▶ **SUPPLIED RECORDS**
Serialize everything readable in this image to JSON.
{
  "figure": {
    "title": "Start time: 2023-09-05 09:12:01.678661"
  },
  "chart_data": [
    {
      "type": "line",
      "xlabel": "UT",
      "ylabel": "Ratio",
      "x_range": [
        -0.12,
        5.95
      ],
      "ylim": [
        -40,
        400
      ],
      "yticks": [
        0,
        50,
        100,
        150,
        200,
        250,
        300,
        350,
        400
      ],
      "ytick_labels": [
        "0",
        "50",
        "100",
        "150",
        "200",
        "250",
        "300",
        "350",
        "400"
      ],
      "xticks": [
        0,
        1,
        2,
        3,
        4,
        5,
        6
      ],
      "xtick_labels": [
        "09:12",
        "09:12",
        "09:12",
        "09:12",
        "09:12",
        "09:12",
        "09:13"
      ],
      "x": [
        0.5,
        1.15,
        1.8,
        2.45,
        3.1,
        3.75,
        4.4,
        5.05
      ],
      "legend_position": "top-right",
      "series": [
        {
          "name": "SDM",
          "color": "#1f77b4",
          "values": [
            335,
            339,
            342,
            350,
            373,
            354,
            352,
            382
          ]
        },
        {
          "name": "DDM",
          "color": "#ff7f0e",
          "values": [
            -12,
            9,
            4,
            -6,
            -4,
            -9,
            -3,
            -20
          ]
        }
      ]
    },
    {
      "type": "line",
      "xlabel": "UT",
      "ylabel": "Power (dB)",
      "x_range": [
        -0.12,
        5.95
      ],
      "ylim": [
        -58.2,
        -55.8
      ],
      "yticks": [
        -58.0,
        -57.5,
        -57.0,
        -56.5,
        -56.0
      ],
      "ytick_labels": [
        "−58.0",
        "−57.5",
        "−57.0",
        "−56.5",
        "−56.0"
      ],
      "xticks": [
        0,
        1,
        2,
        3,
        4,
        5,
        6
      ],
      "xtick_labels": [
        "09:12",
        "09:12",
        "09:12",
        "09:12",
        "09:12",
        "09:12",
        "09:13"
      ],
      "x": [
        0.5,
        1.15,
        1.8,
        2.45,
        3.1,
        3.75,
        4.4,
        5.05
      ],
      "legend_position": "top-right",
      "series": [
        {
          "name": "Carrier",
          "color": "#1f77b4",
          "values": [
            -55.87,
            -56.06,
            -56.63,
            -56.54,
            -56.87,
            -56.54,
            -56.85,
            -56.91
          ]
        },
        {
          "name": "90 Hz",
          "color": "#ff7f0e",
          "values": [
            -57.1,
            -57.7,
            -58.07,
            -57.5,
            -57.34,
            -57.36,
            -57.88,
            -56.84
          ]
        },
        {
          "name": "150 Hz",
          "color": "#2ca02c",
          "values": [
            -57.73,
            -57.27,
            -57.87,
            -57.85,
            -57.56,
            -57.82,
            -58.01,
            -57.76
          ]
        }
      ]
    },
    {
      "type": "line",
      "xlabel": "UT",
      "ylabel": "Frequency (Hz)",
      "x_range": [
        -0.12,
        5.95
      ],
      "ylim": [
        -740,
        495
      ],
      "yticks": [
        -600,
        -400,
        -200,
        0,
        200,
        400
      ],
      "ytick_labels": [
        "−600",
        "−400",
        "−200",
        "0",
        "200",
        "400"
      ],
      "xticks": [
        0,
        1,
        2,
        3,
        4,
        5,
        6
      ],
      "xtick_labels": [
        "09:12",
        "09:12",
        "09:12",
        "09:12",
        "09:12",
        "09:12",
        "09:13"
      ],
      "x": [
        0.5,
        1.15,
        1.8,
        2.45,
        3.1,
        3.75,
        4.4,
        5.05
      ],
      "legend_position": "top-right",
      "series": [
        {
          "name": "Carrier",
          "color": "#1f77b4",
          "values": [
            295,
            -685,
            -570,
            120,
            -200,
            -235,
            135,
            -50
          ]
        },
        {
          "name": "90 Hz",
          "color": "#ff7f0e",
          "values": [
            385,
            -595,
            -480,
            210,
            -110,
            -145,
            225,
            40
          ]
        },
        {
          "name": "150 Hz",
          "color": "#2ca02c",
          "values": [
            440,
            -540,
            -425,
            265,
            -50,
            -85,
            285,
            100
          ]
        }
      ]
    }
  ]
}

▶ **REQUIRED TASK**
Copy out the whole listing, exactly as written.

▶ **EXERCISE RESULT**
Serialize everything readable in this image to JSON.
{
  "figure": {
    "title": "Start time: 2023-09-05 09:12:01.678661"
  },
  "chart_data": [
    {
      "type": "line",
      "xlabel": "UT",
      "ylabel": "Ratio",
      "x_range": [
        -0.12,
        5.95
      ],
      "ylim": [
        -40,
        400
      ],
      "yticks": [
        0,
        50,
        100,
        150,
        200,
        250,
        300,
        350,
        400
      ],
      "ytick_labels": [
        "0",
        "50",
        "100",
        "150",
        "200",
        "250",
        "300",
        "350",
        "400"
      ],
      "xticks": [
        0,
        1,
        2,
        3,
        4,
        5,
        6
      ],
      "xtick_labels": [
        "09:12",
        "09:12",
        "09:12",
        "09:12",
        "09:12",
        "09:12",
        "09:13"
      ],
      "x": [
        0.5,
        1.15,
        1.8,
        2.45,
        3.1,
        3.75,
        4.4,
        5.05
      ],
      "legend_position": "top-right",
      "series": [
        {
          "name": "SDM",
          "color": "#1f77b4",
          "values": [
            335,
            339,
            342,
            350,
            373,
            354,
            352,
            382
          ]
        },
        {
          "name": "DDM",
          "color": "#ff7f0e",
          "values": [
            -12,
            9,
            4,
            -6,
            -4,
            -9,
            -3,
            -20
          ]
        }
      ]
    },
    {
      "type": "line",
      "xlabel": "UT",
      "ylabel": "Power (dB)",
      "x_range": [
        -0.12,
        5.95
      ],
      "ylim": [
        -58.2,
        -55.8
      ],
      "yticks": [
        -58.0,
        -57.5,
        -57.0,
        -56.5,
        -56.0
      ],
      "ytick_labels": [
        "−58.0",
        "−57.5",
        "−57.0",
        "−56.5",
        "−56.0"
      ],
      "xticks": [
        0,
        1,
        2,
        3,
        4,
        5,
        6
      ],
      "xtick_labels": [
        "09:12",
        "09:12",
        "09:12",
        "09:12",
        "09:12",
        "09:12",
        "09:13"
      ],
      "x": [
        0.5,
        1.15,
        1.8,
        2.45,
        3.1,
        3.75,
        4.4,
        5.05
      ],
      "legend_position": "top-right",
      "series": [
        {
          "name": "Carrier",
          "color": "#1f77b4",
          "values": [
            -55.87,
            -56.06,
            -56.63,
            -56.54,
            -56.87,
            -56.54,
            -56.85,
            -56.91
          ]
        },
        {
          "name": "90 Hz",
          "color": "#ff7f0e",
          "values": [
            -57.1,
            -57.7,
            -58.07,
            -57.5,
            -57.34,
            -57.36,
            -57.88,
            -56.84
          ]
        },
        {
          "name": "150 Hz",
          "color": "#2ca02c",
          "values": [
            -57.73,
            -57.27,
            -57.87,
            -57.85,
            -57.56,
            -57.82,
            -58.01,
            -57.76
          ]
        }
      ]
    },
    {
      "type": "line",
      "xlabel": "UT",
      "ylabel": "Frequency (Hz)",
      "x_range": [
        -0.12,
        5.95
      ],
      "ylim": [
        -740,
        495
      ],
      "yticks": [
        -600,
        -400,
        -200,
        0,
        200,
        400
      ],
      "ytick_labels": [
        "−600",
        "−400",
        "−200",
        "0",
        "200",
        "400"
      ],
      "xticks": [
        0,
        1,
        2,
        3,
        4,
        5,
        6
      ],
      "xtick_labels": [
        "09:12",
        "09:12",
        "09:12",
        "09:12",
        "09:12",
        "09:12",
        "09:13"
      ],
      "x": [
        0.5,
        1.15,
        1.8,
        2.45,
        3.1,
        3.75,
        4.4,
        5.05
      ],
      "legend_position": "top-right",
      "series": [
        {
          "name": "Carrier",
          "color": "#1f77b4",
          "values": [
            295,
            -685,
            -570,
            120,
            -200,
            -235,
            135,
            -50
          ]
        },
        {
          "name": "90 Hz",
          "color": "#ff7f0e",
          "values": [
            385,
            -595,
            -480,
            210,
            -110,
            -145,
            225,
            40
          ]
        },
        {
          "name": "150 Hz",
          "color": "#2ca02c",
          "values": [
            440,
            -540,
            -425,
            265,
            -50,
            -85,
            285,
            100
          ]
        }
      ]
    }
  ]
}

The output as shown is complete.